Stored entries

(begin)

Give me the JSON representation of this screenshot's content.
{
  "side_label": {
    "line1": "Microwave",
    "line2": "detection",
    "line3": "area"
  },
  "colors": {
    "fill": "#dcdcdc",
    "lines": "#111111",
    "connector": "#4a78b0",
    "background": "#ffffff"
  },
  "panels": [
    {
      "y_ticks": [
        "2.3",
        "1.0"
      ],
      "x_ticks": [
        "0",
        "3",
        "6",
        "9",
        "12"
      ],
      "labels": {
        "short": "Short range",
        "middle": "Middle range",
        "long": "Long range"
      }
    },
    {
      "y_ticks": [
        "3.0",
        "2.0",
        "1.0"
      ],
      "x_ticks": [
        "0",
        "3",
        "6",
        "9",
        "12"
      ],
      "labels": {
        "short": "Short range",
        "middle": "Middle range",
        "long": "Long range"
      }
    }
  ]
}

(end)

Stated task:
Restate each entry exactly, skipping none.

Written solution:
Give me the JSON representation of this screenshot's content.
{
  "side_label": {
    "line1": "Microwave",
    "line2": "detection",
    "line3": "area"
  },
  "colors": {
    "fill": "#dcdcdc",
    "lines": "#111111",
    "connector": "#4a78b0",
    "background": "#ffffff"
  },
  "panels": [
    {
      "y_ticks": [
        "2.3",
        "1.0"
      ],
      "x_ticks": [
        "0",
        "3",
        "6",
        "9",
        "12"
      ],
      "labels": {
        "short": "Short range",
        "middle": "Middle range",
        "long": "Long range"
      }
    },
    {
      "y_ticks": [
        "3.0",
        "2.0",
        "1.0"
      ],
      "x_ticks": [
        "0",
        "3",
        "6",
        "9",
        "12"
      ],
      "labels": {
        "short": "Short range",
        "middle": "Middle range",
        "long": "Long range"
      }
    }
  ]
}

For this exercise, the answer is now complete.